Scan the records below. List lines holding "title".

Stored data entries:
----------------------------------------

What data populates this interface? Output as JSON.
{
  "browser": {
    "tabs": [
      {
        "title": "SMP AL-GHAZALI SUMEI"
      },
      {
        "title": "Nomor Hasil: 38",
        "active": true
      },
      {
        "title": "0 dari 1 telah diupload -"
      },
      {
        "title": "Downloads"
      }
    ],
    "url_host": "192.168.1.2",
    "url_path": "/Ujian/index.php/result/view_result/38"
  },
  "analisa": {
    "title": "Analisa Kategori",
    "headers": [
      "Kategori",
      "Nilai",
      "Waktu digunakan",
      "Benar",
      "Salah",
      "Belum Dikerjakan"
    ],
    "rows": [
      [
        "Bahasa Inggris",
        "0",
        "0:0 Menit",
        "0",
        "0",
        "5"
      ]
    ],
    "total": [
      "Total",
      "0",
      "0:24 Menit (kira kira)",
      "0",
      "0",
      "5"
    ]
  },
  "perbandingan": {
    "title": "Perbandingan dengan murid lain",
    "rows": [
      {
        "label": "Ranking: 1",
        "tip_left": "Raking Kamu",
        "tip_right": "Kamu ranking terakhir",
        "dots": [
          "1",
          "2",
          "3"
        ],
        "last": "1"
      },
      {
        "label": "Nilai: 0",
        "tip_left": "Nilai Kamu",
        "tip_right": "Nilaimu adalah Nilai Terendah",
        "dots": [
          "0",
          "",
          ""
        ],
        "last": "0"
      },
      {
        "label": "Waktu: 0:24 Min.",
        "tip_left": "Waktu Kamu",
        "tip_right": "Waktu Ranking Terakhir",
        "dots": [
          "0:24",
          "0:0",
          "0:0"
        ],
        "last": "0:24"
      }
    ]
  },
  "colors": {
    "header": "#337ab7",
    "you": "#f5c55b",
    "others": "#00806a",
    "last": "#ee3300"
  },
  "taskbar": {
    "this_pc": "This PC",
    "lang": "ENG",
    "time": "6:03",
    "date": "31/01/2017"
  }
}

----------------------------------------

§ Problem solution:
        "title": "SMP AL-GHAZALI SUMEI"
        "title": "Nomor Hasil: 38",
        "title": "0 dari 1 telah diupload -"
        "title": "Downloads"
    "title": "Analisa Kategori",
    "title": "Perbandingan dengan murid lain",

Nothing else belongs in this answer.